- Instructions to follow
Repeat every record below exactly, but leave out any pictures.

[Collected data]

------------------------------------

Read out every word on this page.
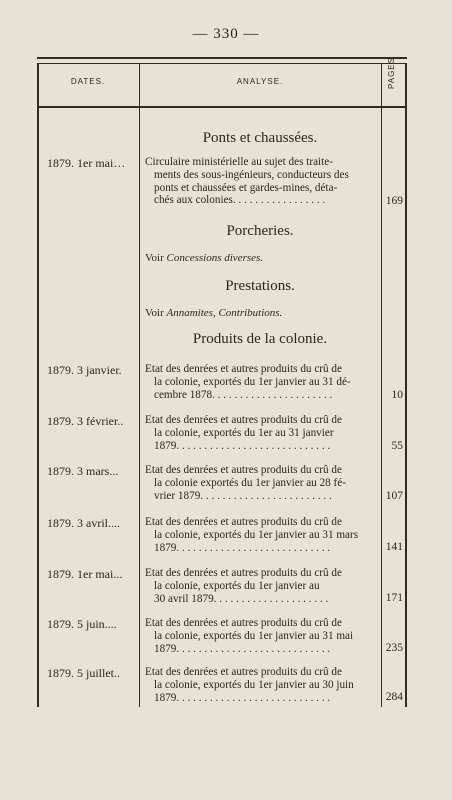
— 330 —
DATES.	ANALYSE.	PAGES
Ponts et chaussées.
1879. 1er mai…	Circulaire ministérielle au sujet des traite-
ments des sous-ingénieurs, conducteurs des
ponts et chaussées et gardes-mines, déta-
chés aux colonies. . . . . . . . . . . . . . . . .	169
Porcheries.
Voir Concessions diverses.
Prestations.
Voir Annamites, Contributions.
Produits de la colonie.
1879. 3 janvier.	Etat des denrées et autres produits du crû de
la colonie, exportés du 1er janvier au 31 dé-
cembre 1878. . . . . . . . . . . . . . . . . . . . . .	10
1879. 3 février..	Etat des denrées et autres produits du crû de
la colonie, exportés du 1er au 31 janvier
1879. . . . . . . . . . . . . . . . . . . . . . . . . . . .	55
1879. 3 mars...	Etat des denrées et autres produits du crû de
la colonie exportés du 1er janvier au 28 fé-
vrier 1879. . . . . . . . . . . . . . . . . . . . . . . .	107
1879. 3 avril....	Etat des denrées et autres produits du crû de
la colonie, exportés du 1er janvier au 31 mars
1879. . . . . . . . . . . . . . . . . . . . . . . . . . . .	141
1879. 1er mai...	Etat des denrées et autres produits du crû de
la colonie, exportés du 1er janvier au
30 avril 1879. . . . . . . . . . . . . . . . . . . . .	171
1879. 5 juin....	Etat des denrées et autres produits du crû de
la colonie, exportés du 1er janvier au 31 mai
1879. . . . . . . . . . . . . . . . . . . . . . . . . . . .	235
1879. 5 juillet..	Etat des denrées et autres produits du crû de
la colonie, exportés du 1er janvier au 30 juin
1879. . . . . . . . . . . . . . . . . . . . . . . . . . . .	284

------------------------------------

- Solved exercise
Read out every word on this page.
— 330 —
DATES.	ANALYSE.	PAGES
Ponts et chaussées.
1879. 1er mai…	Circulaire ministérielle au sujet des traite-
ments des sous-ingénieurs, conducteurs des
ponts et chaussées et gardes-mines, déta-
chés aux colonies. . . . . . . . . . . . . . . . .	169
Porcheries.
Voir Concessions diverses.
Prestations.
Voir Annamites, Contributions.
Produits de la colonie.
1879. 3 janvier.	Etat des denrées et autres produits du crû de
la colonie, exportés du 1er janvier au 31 dé-
cembre 1878. . . . . . . . . . . . . . . . . . . . . .	10
1879. 3 février..	Etat des denrées et autres produits du crû de
la colonie, exportés du 1er au 31 janvier
1879. . . . . . . . . . . . . . . . . . . . . . . . . . . .	55
1879. 3 mars...	Etat des denrées et autres produits du crû de
la colonie exportés du 1er janvier au 28 fé-
vrier 1879. . . . . . . . . . . . . . . . . . . . . . . .	107
1879. 3 avril....	Etat des denrées et autres produits du crû de
la colonie, exportés du 1er janvier au 31 mars
1879. . . . . . . . . . . . . . . . . . . . . . . . . . . .	141
1879. 1er mai...	Etat des denrées et autres produits du crû de
la colonie, exportés du 1er janvier au
30 avril 1879. . . . . . . . . . . . . . . . . . . . .	171
1879. 5 juin....	Etat des denrées et autres produits du crû de
la colonie, exportés du 1er janvier au 31 mai
1879. . . . . . . . . . . . . . . . . . . . . . . . . . . .	235
1879. 5 juillet..	Etat des denrées et autres produits du crû de
la colonie, exportés du 1er janvier au 30 juin
1879. . . . . . . . . . . . . . . . . . . . . . . . . . . .	284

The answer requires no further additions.